[[ RECORDS FOR THE TASK, beginning ]]

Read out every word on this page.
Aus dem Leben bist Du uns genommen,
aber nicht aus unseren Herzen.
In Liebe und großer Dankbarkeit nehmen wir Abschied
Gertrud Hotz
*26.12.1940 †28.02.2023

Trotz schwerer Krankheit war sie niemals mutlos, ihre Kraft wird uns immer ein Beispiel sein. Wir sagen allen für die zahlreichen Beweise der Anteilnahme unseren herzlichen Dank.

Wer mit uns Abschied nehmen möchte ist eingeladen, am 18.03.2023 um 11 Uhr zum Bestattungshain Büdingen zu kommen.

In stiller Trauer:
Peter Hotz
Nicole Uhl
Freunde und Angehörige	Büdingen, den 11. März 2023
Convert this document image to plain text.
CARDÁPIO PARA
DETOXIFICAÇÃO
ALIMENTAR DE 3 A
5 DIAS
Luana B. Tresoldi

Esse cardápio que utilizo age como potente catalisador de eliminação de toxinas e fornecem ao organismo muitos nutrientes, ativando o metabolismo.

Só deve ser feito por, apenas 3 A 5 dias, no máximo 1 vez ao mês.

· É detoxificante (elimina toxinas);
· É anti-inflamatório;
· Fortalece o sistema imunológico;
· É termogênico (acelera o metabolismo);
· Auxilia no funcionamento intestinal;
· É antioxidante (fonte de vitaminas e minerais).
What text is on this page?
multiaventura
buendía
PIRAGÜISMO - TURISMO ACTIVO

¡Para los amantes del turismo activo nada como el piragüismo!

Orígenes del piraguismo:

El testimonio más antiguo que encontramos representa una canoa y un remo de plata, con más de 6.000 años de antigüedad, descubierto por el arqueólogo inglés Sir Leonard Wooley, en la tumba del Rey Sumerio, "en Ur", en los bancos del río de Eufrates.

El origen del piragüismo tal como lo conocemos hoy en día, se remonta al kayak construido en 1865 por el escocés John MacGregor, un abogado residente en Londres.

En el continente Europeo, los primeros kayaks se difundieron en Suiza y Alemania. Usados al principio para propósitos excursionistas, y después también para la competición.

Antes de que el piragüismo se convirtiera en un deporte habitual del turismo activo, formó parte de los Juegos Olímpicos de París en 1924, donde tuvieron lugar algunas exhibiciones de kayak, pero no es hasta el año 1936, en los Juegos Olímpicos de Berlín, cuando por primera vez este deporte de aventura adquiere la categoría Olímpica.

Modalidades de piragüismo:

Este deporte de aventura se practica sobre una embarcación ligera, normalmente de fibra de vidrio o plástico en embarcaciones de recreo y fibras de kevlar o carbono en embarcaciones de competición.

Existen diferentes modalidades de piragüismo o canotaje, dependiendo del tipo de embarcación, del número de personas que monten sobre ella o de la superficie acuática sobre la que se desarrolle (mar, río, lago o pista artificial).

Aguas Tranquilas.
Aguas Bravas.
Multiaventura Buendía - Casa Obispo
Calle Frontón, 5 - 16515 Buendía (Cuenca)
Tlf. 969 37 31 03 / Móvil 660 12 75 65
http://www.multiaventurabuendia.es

[[ RECORDS FOR THE TASK, end ]]

▶ _ACTIVITY_: Please output the entire listing exactly as it stands.

▶ _FINAL ANSWER_:
Read out every word on this page.
Aus dem Leben bist Du uns genommen,
aber nicht aus unseren Herzen.
In Liebe und großer Dankbarkeit nehmen wir Abschied
Gertrud Hotz
*26.12.1940 †28.02.2023

Trotz schwerer Krankheit war sie niemals mutlos, ihre Kraft wird uns immer ein Beispiel sein. Wir sagen allen für die zahlreichen Beweise der Anteilnahme unseren herzlichen Dank.

Wer mit uns Abschied nehmen möchte ist eingeladen, am 18.03.2023 um 11 Uhr zum Bestattungshain Büdingen zu kommen.

In stiller Trauer:
Peter Hotz
Nicole Uhl
Freunde und Angehörige	Büdingen, den 11. März 2023
Convert this document image to plain text.
CARDÁPIO PARA
DETOXIFICAÇÃO
ALIMENTAR DE 3 A
5 DIAS
Luana B. Tresoldi

Esse cardápio que utilizo age como potente catalisador de eliminação de toxinas e fornecem ao organismo muitos nutrientes, ativando o metabolismo.

Só deve ser feito por, apenas 3 A 5 dias, no máximo 1 vez ao mês.

· É detoxificante (elimina toxinas);
· É anti-inflamatório;
· Fortalece o sistema imunológico;
· É termogênico (acelera o metabolismo);
· Auxilia no funcionamento intestinal;
· É antioxidante (fonte de vitaminas e minerais).
What text is on this page?
multiaventura
buendía
PIRAGÜISMO - TURISMO ACTIVO

¡Para los amantes del turismo activo nada como el piragüismo!

Orígenes del piraguismo:

El testimonio más antiguo que encontramos representa una canoa y un remo de plata, con más de 6.000 años de antigüedad, descubierto por el arqueólogo inglés Sir Leonard Wooley, en la tumba del Rey Sumerio, "en Ur", en los bancos del río de Eufrates.

El origen del piragüismo tal como lo conocemos hoy en día, se remonta al kayak construido en 1865 por el escocés John MacGregor, un abogado residente en Londres.

En el continente Europeo, los primeros kayaks se difundieron en Suiza y Alemania. Usados al principio para propósitos excursionistas, y después también para la competición.

Antes de que el piragüismo se convirtiera en un deporte habitual del turismo activo, formó parte de los Juegos Olímpicos de París en 1924, donde tuvieron lugar algunas exhibiciones de kayak, pero no es hasta el año 1936, en los Juegos Olímpicos de Berlín, cuando por primera vez este deporte de aventura adquiere la categoría Olímpica.

Modalidades de piragüismo:

Este deporte de aventura se practica sobre una embarcación ligera, normalmente de fibra de vidrio o plástico en embarcaciones de recreo y fibras de kevlar o carbono en embarcaciones de competición.

Existen diferentes modalidades de piragüismo o canotaje, dependiendo del tipo de embarcación, del número de personas que monten sobre ella o de la superficie acuática sobre la que se desarrolle (mar, río, lago o pista artificial).

Aguas Tranquilas.
Aguas Bravas.
Multiaventura Buendía - Casa Obispo
Calle Frontón, 5 - 16515 Buendía (Cuenca)
Tlf. 969 37 31 03 / Móvil 660 12 75 65
http://www.multiaventurabuendia.es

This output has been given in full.